**Problem statement**
All lines featuring the string "label" are to be listed.
>> begin Records for this exercise
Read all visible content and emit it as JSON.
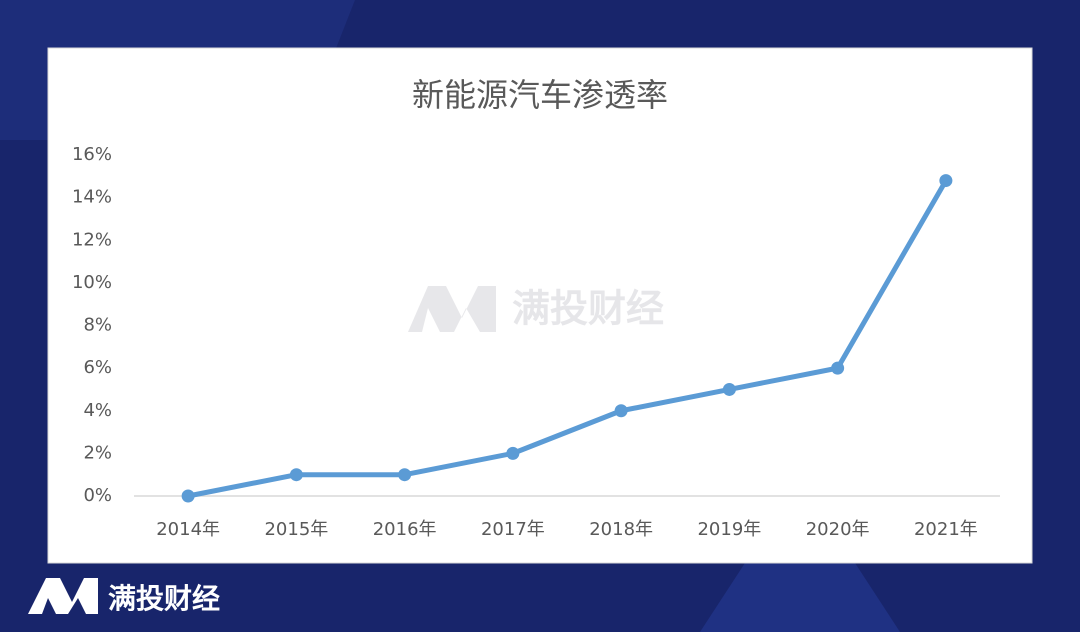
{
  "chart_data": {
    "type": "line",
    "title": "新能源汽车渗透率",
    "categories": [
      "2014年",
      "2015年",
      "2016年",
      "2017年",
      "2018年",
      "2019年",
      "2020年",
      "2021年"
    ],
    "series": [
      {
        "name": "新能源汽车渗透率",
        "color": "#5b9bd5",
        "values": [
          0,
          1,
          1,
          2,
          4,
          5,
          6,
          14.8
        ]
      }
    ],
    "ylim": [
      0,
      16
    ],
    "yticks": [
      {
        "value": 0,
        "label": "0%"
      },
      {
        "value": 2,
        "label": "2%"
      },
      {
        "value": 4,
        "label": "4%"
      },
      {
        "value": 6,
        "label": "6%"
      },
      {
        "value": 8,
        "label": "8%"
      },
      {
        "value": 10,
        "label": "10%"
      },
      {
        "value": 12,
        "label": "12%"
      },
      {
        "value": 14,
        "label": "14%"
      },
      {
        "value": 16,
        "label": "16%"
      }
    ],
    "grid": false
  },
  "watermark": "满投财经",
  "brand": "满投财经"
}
>> end Records for this exercise
**Answer for this exercise**
        "label": "0%"
        "label": "2%"
        "label": "4%"
        "label": "6%"
        "label": "8%"
        "label": "10%"
        "label": "12%"
        "label": "14%"
        "label": "16%"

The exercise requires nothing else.